◆ **Supplied data**:
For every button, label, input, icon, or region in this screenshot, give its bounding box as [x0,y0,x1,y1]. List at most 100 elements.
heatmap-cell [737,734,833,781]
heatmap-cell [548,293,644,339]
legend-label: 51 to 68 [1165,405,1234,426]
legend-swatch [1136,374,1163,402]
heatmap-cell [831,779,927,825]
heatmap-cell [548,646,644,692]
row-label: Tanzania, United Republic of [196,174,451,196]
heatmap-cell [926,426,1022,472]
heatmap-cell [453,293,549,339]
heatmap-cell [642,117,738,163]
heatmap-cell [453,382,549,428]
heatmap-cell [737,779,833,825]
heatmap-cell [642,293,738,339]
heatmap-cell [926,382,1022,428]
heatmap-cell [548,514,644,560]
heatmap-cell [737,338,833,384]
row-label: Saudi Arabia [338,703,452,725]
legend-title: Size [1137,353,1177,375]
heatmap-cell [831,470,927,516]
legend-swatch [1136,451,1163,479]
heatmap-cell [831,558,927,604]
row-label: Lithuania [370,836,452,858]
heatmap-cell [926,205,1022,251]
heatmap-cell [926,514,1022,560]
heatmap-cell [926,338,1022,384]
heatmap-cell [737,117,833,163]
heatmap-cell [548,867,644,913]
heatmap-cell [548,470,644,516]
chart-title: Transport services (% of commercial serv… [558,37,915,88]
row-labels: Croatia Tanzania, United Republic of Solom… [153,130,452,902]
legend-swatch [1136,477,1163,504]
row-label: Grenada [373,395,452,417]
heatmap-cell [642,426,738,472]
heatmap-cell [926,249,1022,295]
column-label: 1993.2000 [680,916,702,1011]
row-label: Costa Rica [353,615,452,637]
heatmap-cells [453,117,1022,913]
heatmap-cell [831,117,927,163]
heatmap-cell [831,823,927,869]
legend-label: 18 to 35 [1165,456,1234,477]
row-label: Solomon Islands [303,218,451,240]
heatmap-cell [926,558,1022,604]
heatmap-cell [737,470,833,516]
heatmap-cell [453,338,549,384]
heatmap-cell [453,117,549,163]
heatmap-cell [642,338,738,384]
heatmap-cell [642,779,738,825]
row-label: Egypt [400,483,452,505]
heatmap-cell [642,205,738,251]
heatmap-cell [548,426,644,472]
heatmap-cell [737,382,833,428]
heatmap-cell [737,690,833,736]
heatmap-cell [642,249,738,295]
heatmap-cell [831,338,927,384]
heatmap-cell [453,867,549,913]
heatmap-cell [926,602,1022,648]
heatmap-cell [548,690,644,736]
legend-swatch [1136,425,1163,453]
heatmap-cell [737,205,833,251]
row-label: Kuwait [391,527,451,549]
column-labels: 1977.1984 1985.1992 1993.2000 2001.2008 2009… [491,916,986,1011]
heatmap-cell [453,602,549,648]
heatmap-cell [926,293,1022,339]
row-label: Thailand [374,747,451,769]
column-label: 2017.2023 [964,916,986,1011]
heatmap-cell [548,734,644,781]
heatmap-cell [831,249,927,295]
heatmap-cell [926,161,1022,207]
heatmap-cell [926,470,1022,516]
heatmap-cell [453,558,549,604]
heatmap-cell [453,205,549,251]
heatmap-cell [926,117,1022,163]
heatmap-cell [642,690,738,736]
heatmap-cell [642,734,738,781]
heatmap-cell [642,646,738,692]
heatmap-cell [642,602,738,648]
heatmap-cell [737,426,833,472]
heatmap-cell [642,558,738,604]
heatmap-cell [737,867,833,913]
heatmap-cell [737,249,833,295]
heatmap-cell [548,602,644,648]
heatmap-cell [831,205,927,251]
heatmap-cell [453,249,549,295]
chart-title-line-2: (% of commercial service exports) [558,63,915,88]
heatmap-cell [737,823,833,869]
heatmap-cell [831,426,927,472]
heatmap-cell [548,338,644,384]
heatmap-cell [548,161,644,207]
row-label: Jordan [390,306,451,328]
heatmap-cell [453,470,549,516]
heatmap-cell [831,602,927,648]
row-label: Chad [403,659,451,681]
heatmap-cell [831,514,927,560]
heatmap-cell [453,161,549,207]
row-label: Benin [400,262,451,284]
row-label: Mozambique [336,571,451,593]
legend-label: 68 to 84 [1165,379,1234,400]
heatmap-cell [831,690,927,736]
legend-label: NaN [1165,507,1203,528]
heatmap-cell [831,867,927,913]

◆ **Request**: Extract the entries from their first line through the line that contains "heatmap-cell [453,382,549,428]", and reproduce each of those lines without any change.

◆ **Response to the task**:
For every button, label, input, icon, or region in this screenshot, give its bounding box as [x0,y0,x1,y1]. List at most 100 elements.
heatmap-cell [737,734,833,781]
heatmap-cell [548,293,644,339]
legend-label: 51 to 68 [1165,405,1234,426]
legend-swatch [1136,374,1163,402]
heatmap-cell [831,779,927,825]
heatmap-cell [548,646,644,692]
row-label: Tanzania, United Republic of [196,174,451,196]
heatmap-cell [926,426,1022,472]
heatmap-cell [453,293,549,339]
heatmap-cell [642,117,738,163]
heatmap-cell [453,382,549,428]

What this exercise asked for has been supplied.